* Work to do
Find the lines that hold the word "三十而立从头越" and return them.

┌────────

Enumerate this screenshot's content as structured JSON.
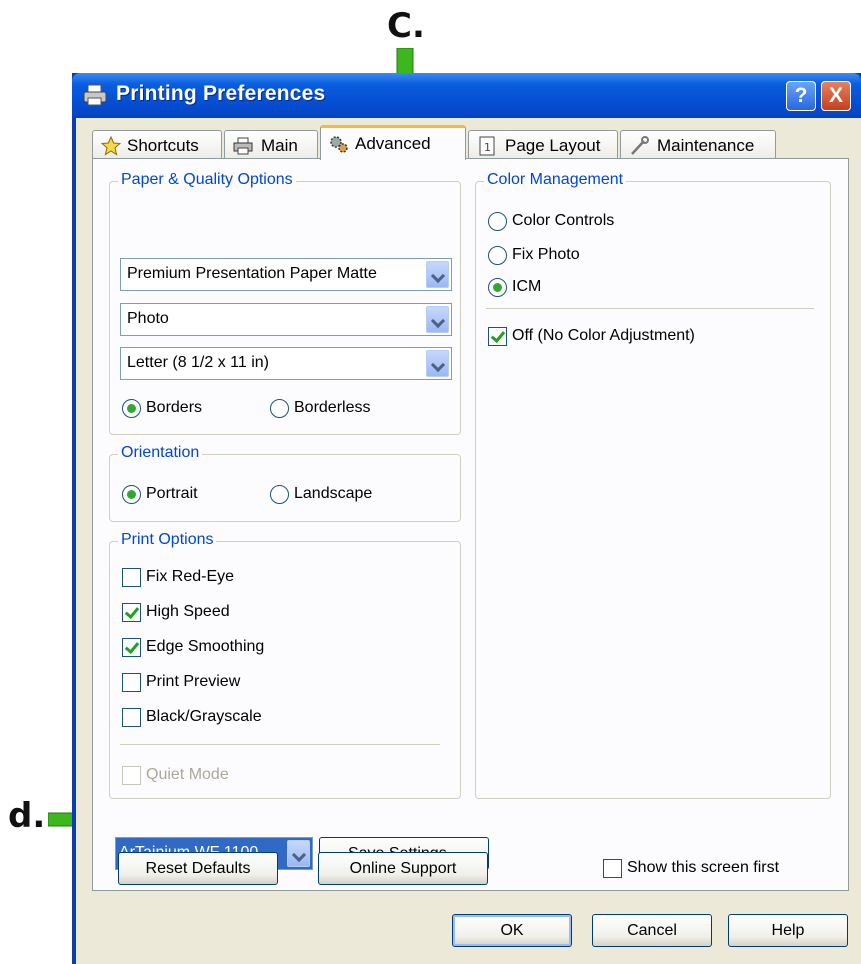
{
  "annotations": {
    "c_label": "C.",
    "d_label": "d."
  },
  "colors": {
    "arrow": "#3cb81c",
    "group_title": "#0046d5",
    "title_bar": "#0650d6"
  },
  "window": {
    "title": "Printing Preferences",
    "help_button": "?",
    "close_button": "X",
    "icon": "printer-icon"
  },
  "tabs": [
    {
      "label": "Shortcuts",
      "icon": "star-icon",
      "active": false
    },
    {
      "label": "Main",
      "icon": "printer-icon",
      "active": false
    },
    {
      "label": "Advanced",
      "icon": "gears-icon",
      "active": true
    },
    {
      "label": "Page Layout",
      "icon": "page-icon",
      "active": false
    },
    {
      "label": "Maintenance",
      "icon": "wrench-icon",
      "active": false
    }
  ],
  "paper_quality": {
    "title": "Paper & Quality Options",
    "paper_type": "Premium Presentation Paper Matte",
    "quality": "Photo",
    "paper_size": "Letter (8 1/2 x 11 in)",
    "borders_label": "Borders",
    "borderless_label": "Borderless",
    "selected": "Borders"
  },
  "orientation": {
    "title": "Orientation",
    "portrait_label": "Portrait",
    "landscape_label": "Landscape",
    "selected": "Portrait"
  },
  "print_options": {
    "title": "Print Options",
    "items": [
      {
        "label": "Fix Red-Eye",
        "checked": false
      },
      {
        "label": "High Speed",
        "checked": true
      },
      {
        "label": "Edge Smoothing",
        "checked": true
      },
      {
        "label": "Print Preview",
        "checked": false
      },
      {
        "label": "Black/Grayscale",
        "checked": false
      }
    ],
    "quiet_mode": {
      "label": "Quiet Mode",
      "checked": false,
      "enabled": false
    }
  },
  "color_management": {
    "title": "Color Management",
    "options": [
      "Color Controls",
      "Fix Photo",
      "ICM"
    ],
    "selected": "ICM",
    "off_label": "Off (No Color Adjustment)",
    "off_checked": true
  },
  "bottom": {
    "printer_select": "ArTainium WF 1100",
    "save_settings": "Save Settings...",
    "reset_defaults": "Reset Defaults",
    "online_support": "Online Support",
    "show_first_label": "Show this screen first",
    "show_first_checked": false
  },
  "footer": {
    "ok": "OK",
    "cancel": "Cancel",
    "help": "Help"
  }
}
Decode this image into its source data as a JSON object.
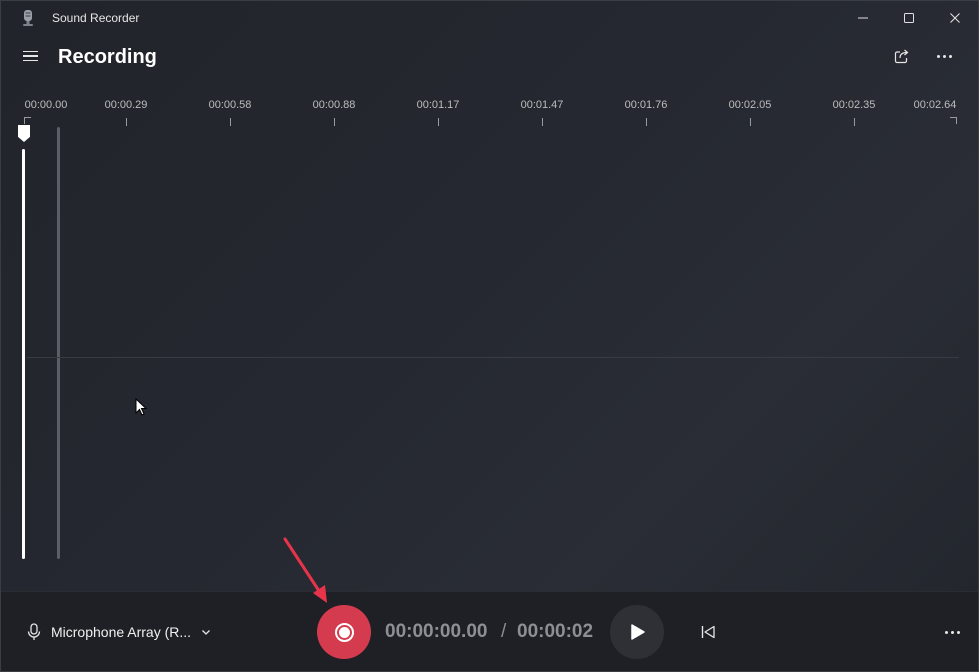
{
  "window": {
    "app_title": "Sound Recorder",
    "icons": {
      "app": "microphone-app-icon",
      "minimize": "minimize-icon",
      "maximize": "maximize-icon",
      "close": "close-icon"
    }
  },
  "header": {
    "title": "Recording",
    "icons": {
      "menu": "hamburger-menu-icon",
      "share": "share-icon",
      "more": "more-options-icon"
    }
  },
  "timeline": {
    "ticks": [
      "00:00.00",
      "00:00.29",
      "00:00.58",
      "00:00.88",
      "00:01.17",
      "00:01.47",
      "00:01.76",
      "00:02.05",
      "00:02.35",
      "00:02.64"
    ]
  },
  "controls": {
    "microphone_label": "Microphone Array (R...",
    "current_time": "00:00:00.00",
    "separator": "/",
    "total_time": "00:00:02",
    "icons": {
      "mic": "microphone-icon",
      "dropdown": "chevron-down-icon",
      "record": "record-icon",
      "play": "play-icon",
      "previous": "skip-to-start-icon",
      "more": "more-options-icon"
    },
    "colors": {
      "record": "#d43b4f",
      "annotation_arrow": "#e8344a"
    }
  }
}
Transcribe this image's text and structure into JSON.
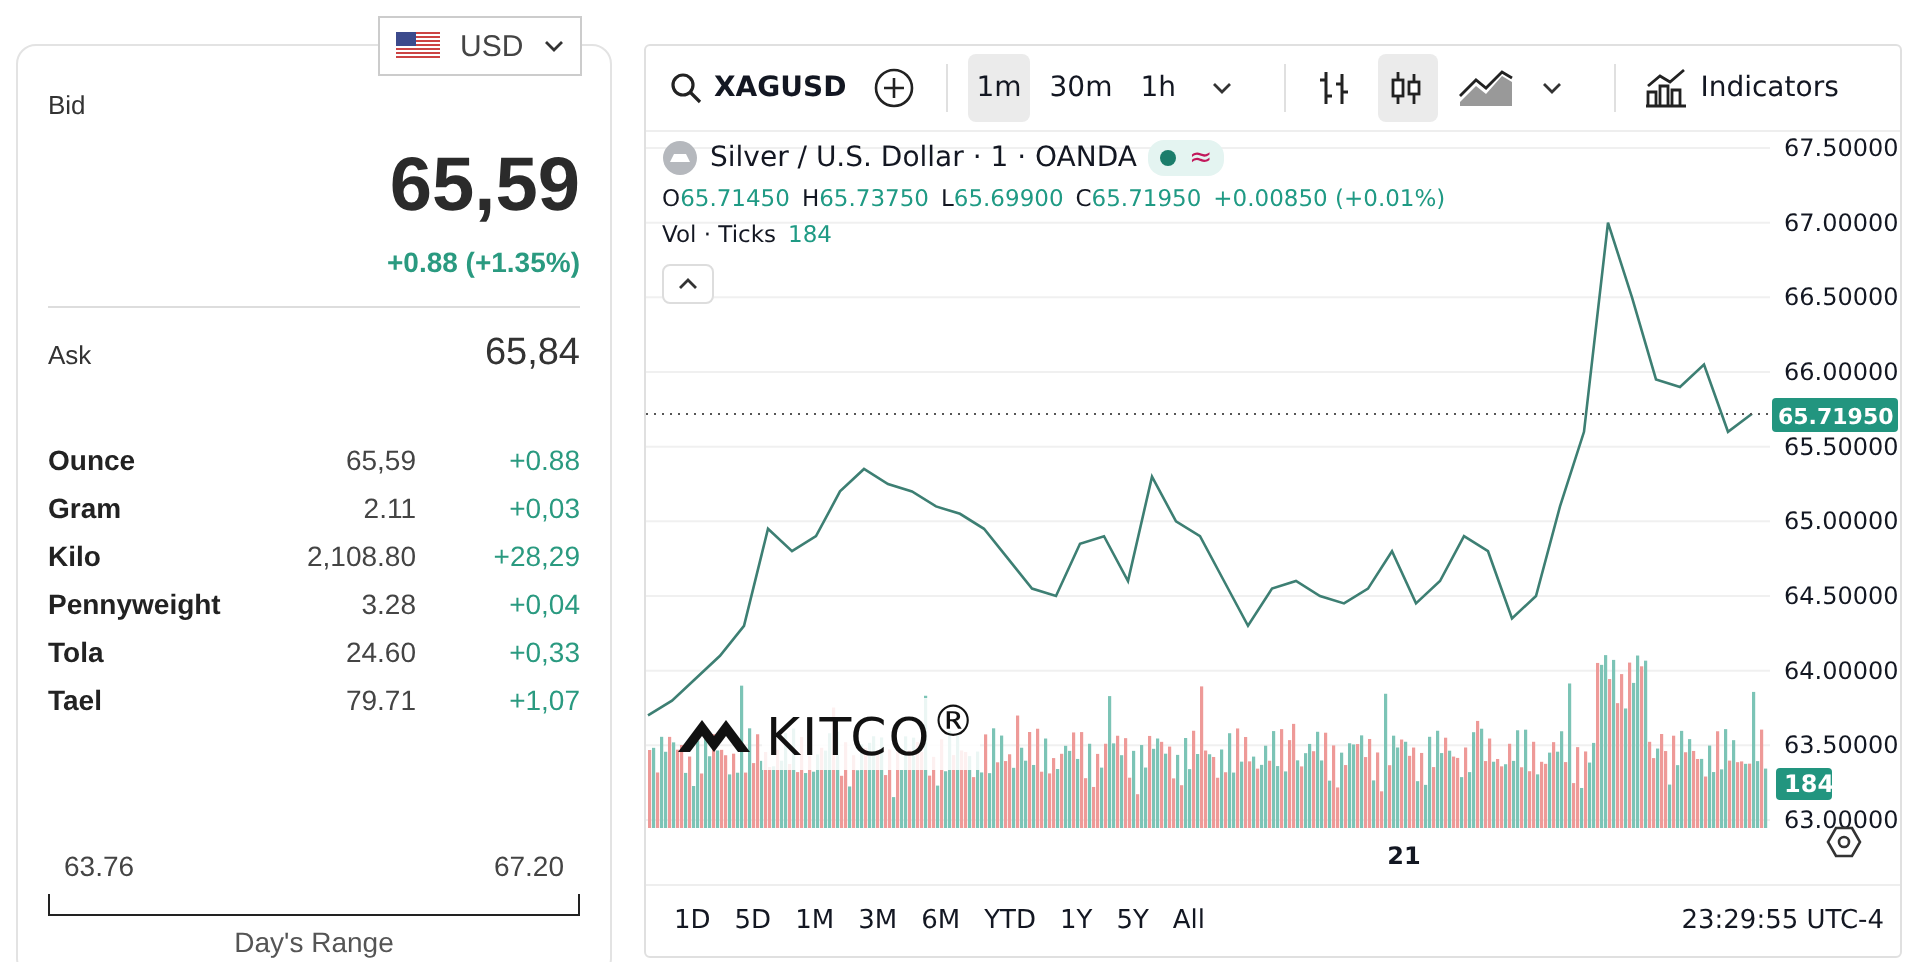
{
  "currency": {
    "label": "USD"
  },
  "quote": {
    "bid_label": "Bid",
    "bid": "65,59",
    "change": "+0.88 (+1.35%)",
    "ask_label": "Ask",
    "ask": "65,84"
  },
  "units": [
    {
      "name": "Ounce",
      "price": "65,59",
      "change": "+0.88"
    },
    {
      "name": "Gram",
      "price": "2.11",
      "change": "+0,03"
    },
    {
      "name": "Kilo",
      "price": "2,108.80",
      "change": "+28,29"
    },
    {
      "name": "Pennyweight",
      "price": "3.28",
      "change": "+0,04"
    },
    {
      "name": "Tola",
      "price": "24.60",
      "change": "+0,33"
    },
    {
      "name": "Tael",
      "price": "79.71",
      "change": "+1,07"
    }
  ],
  "day_range": {
    "low": "63.76",
    "high": "67.20",
    "label": "Day's Range"
  },
  "toolbar": {
    "symbol": "XAGUSD",
    "intervals": [
      {
        "label": "1m",
        "selected": true
      },
      {
        "label": "30m",
        "selected": false
      },
      {
        "label": "1h",
        "selected": false
      }
    ],
    "styles": [
      {
        "kind": "bars",
        "selected": false
      },
      {
        "kind": "candles",
        "selected": true
      },
      {
        "kind": "area",
        "selected": false
      }
    ],
    "indicators": "Indicators"
  },
  "legend": {
    "title": "Silver / U.S. Dollar · 1 · OANDA",
    "ohlc": [
      {
        "label": "O",
        "value": "65.71450"
      },
      {
        "label": "H",
        "value": "65.73750"
      },
      {
        "label": "L",
        "value": "65.69900"
      },
      {
        "label": "C",
        "value": "65.71950"
      }
    ],
    "change": "+0.00850 (+0.01%)",
    "status_symbol": "≈",
    "volume_label": "Vol · Ticks",
    "volume": "184"
  },
  "logo": "KITCO$^{®}$",
  "volume_badge": "184",
  "time_label": "21",
  "chart_data": {
    "type": "line",
    "ylim": [
      63,
      67.5
    ],
    "grid": true,
    "ref_lines": [
      {
        "axis": "y",
        "value": 65.7195,
        "label": "65.71950",
        "color": "#555555"
      }
    ],
    "yticks": [
      {
        "value": 63,
        "label": "63.00000"
      },
      {
        "value": 63.5,
        "label": "63.50000"
      },
      {
        "value": 64,
        "label": "64.00000"
      },
      {
        "value": 64.5,
        "label": "64.50000"
      },
      {
        "value": 65,
        "label": "65.00000"
      },
      {
        "value": 65.5,
        "label": "65.50000"
      },
      {
        "value": 66,
        "label": "66.00000"
      },
      {
        "value": 66.5,
        "label": "66.50000"
      },
      {
        "value": 67,
        "label": "67.00000"
      },
      {
        "value": 67.5,
        "label": "67.50000"
      }
    ],
    "series": [
      {
        "color": "#3d7f73",
        "values": [
          63.7,
          63.8,
          63.95,
          64.1,
          64.3,
          64.95,
          64.8,
          64.9,
          65.2,
          65.35,
          65.25,
          65.2,
          65.1,
          65.05,
          64.95,
          64.75,
          64.55,
          64.5,
          64.85,
          64.9,
          64.6,
          65.3,
          65.0,
          64.9,
          64.6,
          64.3,
          64.55,
          64.6,
          64.5,
          64.45,
          64.55,
          64.8,
          64.45,
          64.6,
          64.9,
          64.8,
          64.35,
          64.5,
          65.1,
          65.6,
          67.0,
          66.5,
          65.95,
          65.9,
          66.05,
          65.6,
          65.72
        ]
      }
    ]
  },
  "ranges": [
    "1D",
    "5D",
    "1M",
    "3M",
    "6M",
    "YTD",
    "1Y",
    "5Y",
    "All"
  ],
  "clock": "23:29:55 UTC-4"
}
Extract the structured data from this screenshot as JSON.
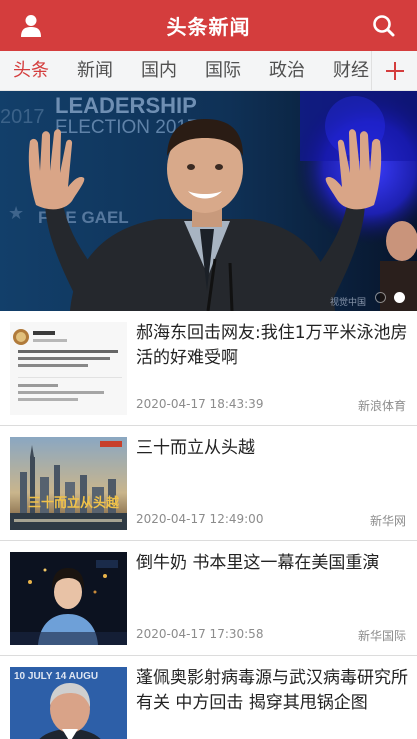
{
  "header": {
    "title": "头条新闻",
    "user_icon": "user-icon",
    "search_icon": "search-icon",
    "brand_color": "#d43d3d"
  },
  "tabs": {
    "items": [
      {
        "label": "头条",
        "active": true
      },
      {
        "label": "新闻",
        "active": false
      },
      {
        "label": "国内",
        "active": false
      },
      {
        "label": "国际",
        "active": false
      },
      {
        "label": "政治",
        "active": false
      },
      {
        "label": "财经",
        "active": false
      }
    ],
    "add_icon": "plus-icon"
  },
  "banner": {
    "backdrop_line1": "LEADERSHIP",
    "backdrop_line2": "ELECTION 2017",
    "backdrop_line3": "FINE GAEL",
    "slides": 2,
    "active_slide": 2
  },
  "news": [
    {
      "title": "郝海东回击网友:我住1万平米泳池房 活的好难受啊",
      "time": "2020-04-17 18:43:39",
      "source": "新浪体育",
      "thumb": "weibo-post-screenshot"
    },
    {
      "title": "三十而立从头越",
      "time": "2020-04-17 12:49:00",
      "source": "新华网",
      "thumb": "city-skyline-poster",
      "thumb_caption": "三十而立从头越"
    },
    {
      "title": "倒牛奶 书本里这一幕在美国重演",
      "time": "2020-04-17 17:30:58",
      "source": "新华国际",
      "thumb": "news-anchor"
    },
    {
      "title": "蓬佩奥影射病毒源与武汉病毒研究所有关 中方回击 揭穿其甩锅企图",
      "thumb": "politician-portrait",
      "thumb_caption": "10 JULY 14 AUGU"
    }
  ]
}
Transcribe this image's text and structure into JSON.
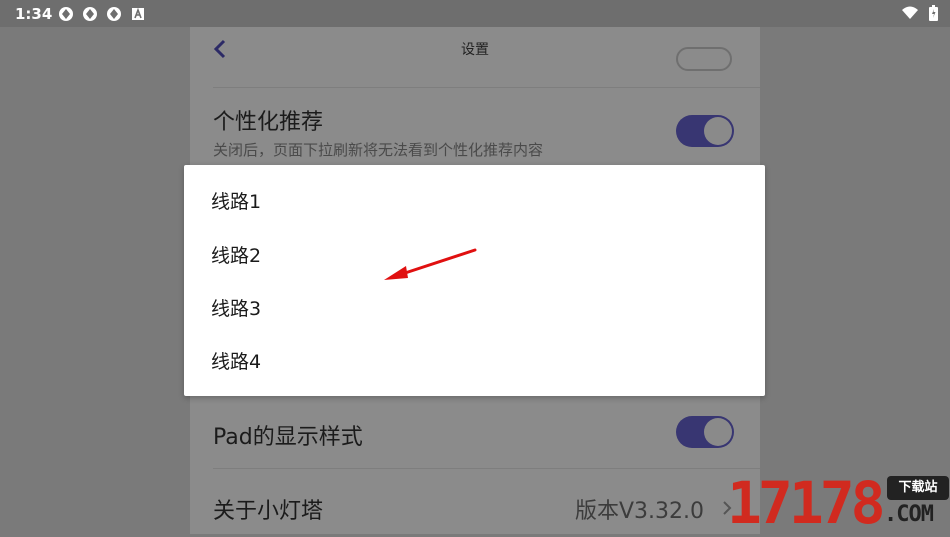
{
  "status_bar": {
    "time": "1:34",
    "notification_icons": [
      "aperture-icon",
      "aperture-icon",
      "aperture-icon",
      "letter-a-icon"
    ],
    "right_icons": [
      "wifi-icon",
      "battery-icon"
    ]
  },
  "header": {
    "title": "设置",
    "back_icon": "chevron-left-icon"
  },
  "settings": {
    "personalized": {
      "title": "个性化推荐",
      "description": "关闭后，页面下拉刷新将无法看到个性化推荐内容",
      "enabled": true
    },
    "pad_display": {
      "title": "Pad的显示样式",
      "enabled": true
    },
    "about": {
      "title": "关于小灯塔",
      "value": "版本V3.32.0"
    }
  },
  "dialog": {
    "options": [
      "线路1",
      "线路2",
      "线路3",
      "线路4"
    ]
  },
  "watermark": {
    "number": "17178",
    "label": "下载站",
    "domain": ".COM"
  },
  "colors": {
    "toggle_on": "#383672",
    "accent": "#5b56c8",
    "annotation_arrow": "#e01010",
    "watermark_red": "#d12a1f"
  }
}
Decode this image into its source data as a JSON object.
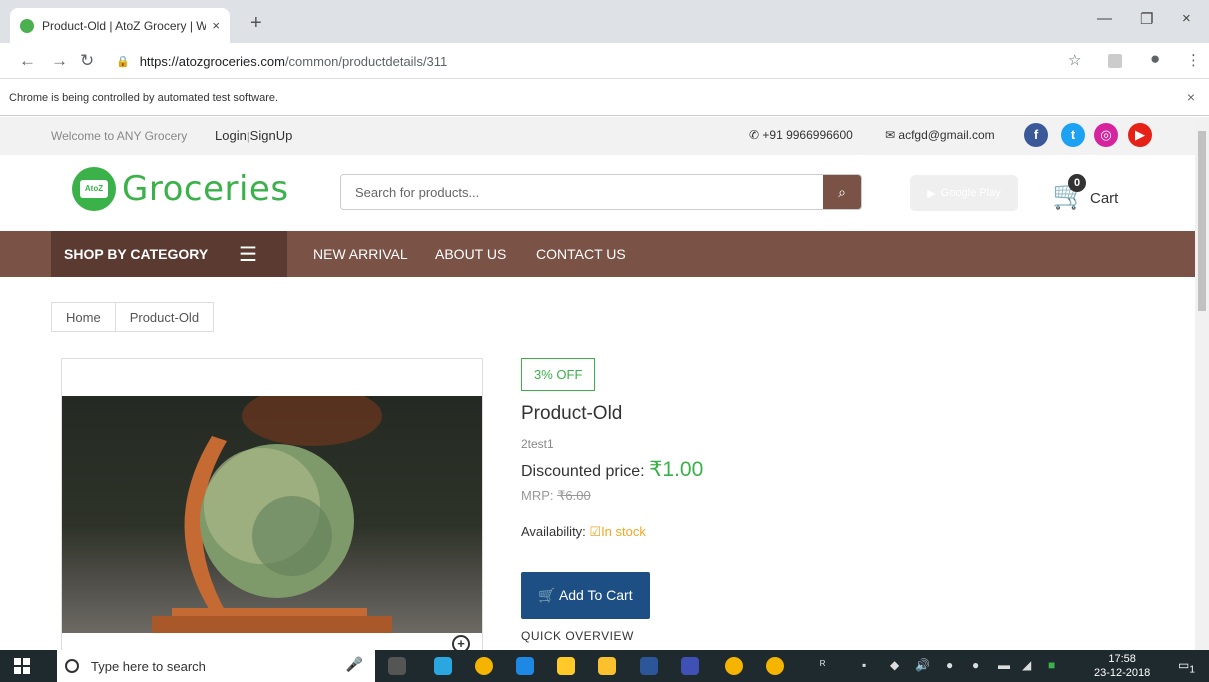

└────────

* Completed task
      "title": "三十而立从头越",
      "thumb_caption": "三十而立从头越"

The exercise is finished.